Problem to work on: Identify the lines holding "RGBHV" and copy them.
○ ○ ○ ○ ○ ○ ○
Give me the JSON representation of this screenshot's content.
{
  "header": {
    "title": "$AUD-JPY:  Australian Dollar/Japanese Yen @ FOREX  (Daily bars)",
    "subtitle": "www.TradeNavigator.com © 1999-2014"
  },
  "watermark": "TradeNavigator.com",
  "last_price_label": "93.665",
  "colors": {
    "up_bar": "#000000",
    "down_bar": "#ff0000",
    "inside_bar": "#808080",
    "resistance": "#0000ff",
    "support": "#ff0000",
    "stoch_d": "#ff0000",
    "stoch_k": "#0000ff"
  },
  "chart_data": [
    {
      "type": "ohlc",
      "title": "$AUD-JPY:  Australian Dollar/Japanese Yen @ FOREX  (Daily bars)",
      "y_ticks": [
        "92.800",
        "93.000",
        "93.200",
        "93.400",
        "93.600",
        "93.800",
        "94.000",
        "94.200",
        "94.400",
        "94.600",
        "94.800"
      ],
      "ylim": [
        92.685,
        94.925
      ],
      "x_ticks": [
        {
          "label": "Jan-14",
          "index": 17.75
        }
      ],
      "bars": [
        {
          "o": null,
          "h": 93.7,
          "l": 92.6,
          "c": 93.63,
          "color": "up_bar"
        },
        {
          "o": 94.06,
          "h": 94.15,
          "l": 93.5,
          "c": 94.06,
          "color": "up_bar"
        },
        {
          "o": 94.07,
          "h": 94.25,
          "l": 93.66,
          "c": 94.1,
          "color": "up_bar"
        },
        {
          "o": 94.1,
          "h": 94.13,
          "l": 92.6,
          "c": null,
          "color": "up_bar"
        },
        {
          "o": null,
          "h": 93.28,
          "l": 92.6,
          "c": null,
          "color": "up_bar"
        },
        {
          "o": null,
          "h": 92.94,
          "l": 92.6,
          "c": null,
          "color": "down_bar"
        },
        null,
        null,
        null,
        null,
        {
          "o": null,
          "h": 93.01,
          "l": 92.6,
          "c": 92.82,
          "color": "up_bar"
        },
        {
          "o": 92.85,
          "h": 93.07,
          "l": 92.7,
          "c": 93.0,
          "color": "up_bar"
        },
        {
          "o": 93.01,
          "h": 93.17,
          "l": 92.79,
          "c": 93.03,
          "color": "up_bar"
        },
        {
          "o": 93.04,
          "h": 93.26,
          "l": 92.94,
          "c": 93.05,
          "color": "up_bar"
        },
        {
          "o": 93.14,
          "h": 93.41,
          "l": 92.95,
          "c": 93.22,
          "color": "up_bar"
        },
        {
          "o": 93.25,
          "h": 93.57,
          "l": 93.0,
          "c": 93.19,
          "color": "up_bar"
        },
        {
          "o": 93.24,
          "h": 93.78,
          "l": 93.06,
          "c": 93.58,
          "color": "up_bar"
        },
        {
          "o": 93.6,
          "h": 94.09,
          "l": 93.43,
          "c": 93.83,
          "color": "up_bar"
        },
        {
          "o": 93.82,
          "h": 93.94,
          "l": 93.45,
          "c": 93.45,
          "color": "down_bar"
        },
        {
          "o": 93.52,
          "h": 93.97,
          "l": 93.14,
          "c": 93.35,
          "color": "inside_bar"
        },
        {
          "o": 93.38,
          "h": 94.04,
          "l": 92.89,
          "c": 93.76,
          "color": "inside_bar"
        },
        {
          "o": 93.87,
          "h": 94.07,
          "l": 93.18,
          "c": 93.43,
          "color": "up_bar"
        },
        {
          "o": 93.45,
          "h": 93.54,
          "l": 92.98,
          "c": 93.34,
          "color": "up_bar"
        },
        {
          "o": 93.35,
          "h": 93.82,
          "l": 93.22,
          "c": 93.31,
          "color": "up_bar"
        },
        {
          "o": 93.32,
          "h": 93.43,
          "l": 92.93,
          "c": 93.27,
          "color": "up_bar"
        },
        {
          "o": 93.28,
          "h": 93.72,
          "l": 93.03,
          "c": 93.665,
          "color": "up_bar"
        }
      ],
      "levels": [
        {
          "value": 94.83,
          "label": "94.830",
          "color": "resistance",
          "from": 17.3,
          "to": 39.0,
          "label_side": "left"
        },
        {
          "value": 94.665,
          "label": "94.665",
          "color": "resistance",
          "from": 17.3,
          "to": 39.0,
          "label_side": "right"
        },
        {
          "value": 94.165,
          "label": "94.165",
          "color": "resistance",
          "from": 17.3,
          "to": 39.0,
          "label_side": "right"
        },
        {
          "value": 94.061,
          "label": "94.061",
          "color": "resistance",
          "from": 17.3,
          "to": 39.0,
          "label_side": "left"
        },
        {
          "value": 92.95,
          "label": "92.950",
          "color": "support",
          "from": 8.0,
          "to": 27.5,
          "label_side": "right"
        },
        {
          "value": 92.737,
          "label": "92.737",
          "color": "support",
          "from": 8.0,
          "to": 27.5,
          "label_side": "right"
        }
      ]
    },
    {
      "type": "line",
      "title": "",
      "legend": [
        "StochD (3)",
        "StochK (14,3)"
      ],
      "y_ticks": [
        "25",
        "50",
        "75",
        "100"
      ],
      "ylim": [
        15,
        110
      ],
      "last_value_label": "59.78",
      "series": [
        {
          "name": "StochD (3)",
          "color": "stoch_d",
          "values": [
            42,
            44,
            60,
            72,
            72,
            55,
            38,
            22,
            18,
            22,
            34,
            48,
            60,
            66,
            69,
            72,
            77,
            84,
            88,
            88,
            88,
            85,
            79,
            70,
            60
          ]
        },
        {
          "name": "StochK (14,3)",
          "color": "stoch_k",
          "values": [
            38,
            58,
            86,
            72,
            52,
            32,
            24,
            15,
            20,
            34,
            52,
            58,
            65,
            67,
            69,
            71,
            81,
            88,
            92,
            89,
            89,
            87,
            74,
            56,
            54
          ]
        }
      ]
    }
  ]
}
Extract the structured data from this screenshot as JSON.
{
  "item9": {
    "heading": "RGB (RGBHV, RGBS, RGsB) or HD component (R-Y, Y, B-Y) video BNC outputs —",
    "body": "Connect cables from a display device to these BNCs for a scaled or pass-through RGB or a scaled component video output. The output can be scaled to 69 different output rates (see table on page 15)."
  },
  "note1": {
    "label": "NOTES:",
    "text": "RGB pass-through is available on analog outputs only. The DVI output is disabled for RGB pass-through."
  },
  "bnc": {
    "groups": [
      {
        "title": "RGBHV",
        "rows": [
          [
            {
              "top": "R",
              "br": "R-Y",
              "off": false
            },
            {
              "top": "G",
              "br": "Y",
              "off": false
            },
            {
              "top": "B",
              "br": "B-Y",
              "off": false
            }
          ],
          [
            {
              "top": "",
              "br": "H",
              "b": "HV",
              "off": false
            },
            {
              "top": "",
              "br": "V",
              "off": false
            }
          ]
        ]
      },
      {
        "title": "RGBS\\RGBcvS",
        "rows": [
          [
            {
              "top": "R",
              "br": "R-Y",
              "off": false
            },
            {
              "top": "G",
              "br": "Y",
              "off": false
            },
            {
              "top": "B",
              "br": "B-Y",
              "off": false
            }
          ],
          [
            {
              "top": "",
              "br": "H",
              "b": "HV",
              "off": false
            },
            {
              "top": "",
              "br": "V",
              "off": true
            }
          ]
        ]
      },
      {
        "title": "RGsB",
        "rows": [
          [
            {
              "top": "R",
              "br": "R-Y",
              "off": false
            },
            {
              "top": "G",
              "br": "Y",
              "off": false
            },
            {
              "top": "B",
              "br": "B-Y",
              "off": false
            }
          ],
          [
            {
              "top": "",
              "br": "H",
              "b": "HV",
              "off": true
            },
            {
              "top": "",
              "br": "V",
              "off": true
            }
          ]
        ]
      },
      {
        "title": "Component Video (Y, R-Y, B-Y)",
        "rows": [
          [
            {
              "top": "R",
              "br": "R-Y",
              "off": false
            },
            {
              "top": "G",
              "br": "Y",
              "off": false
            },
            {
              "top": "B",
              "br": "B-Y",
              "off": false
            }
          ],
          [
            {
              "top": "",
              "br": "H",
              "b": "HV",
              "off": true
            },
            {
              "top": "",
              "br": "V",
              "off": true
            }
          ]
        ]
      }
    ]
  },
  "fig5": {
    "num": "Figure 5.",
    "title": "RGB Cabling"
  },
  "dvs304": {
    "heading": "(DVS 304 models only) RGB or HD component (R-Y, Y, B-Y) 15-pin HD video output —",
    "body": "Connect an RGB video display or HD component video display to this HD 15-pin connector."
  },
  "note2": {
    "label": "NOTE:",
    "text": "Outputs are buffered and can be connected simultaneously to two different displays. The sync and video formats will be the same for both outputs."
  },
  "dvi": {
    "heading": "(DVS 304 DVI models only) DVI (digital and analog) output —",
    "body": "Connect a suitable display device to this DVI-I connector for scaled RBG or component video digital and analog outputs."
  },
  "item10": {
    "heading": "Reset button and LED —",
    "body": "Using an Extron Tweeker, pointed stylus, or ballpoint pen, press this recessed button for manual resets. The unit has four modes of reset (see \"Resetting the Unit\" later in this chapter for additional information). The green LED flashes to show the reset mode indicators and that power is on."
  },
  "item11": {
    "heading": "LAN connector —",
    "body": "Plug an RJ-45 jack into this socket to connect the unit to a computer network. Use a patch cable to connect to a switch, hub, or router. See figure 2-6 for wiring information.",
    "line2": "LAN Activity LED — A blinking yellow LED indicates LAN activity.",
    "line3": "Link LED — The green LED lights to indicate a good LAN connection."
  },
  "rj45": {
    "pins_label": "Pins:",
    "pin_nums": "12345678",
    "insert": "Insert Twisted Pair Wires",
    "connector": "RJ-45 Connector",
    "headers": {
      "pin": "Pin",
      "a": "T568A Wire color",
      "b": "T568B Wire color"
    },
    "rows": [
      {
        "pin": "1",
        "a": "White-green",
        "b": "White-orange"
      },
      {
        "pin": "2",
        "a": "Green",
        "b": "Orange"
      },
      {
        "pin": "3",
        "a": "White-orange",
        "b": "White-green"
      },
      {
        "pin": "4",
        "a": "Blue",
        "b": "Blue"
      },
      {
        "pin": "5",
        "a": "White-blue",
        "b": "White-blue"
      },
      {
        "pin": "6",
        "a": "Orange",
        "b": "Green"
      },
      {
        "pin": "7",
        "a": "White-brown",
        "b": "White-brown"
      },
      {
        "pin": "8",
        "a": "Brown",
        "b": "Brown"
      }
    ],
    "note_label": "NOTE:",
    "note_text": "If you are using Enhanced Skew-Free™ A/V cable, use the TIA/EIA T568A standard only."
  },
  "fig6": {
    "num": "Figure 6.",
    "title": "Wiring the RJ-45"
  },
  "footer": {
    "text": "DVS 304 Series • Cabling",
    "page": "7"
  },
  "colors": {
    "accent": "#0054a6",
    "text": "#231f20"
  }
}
○ ○ ○ ○ ○ ○ ○
Answer to this exercise:
    "heading": "RGB (RGBHV, RGBS, RGsB) or HD component (R-Y, Y, B-Y) video BNC outputs —",
        "title": "RGBHV",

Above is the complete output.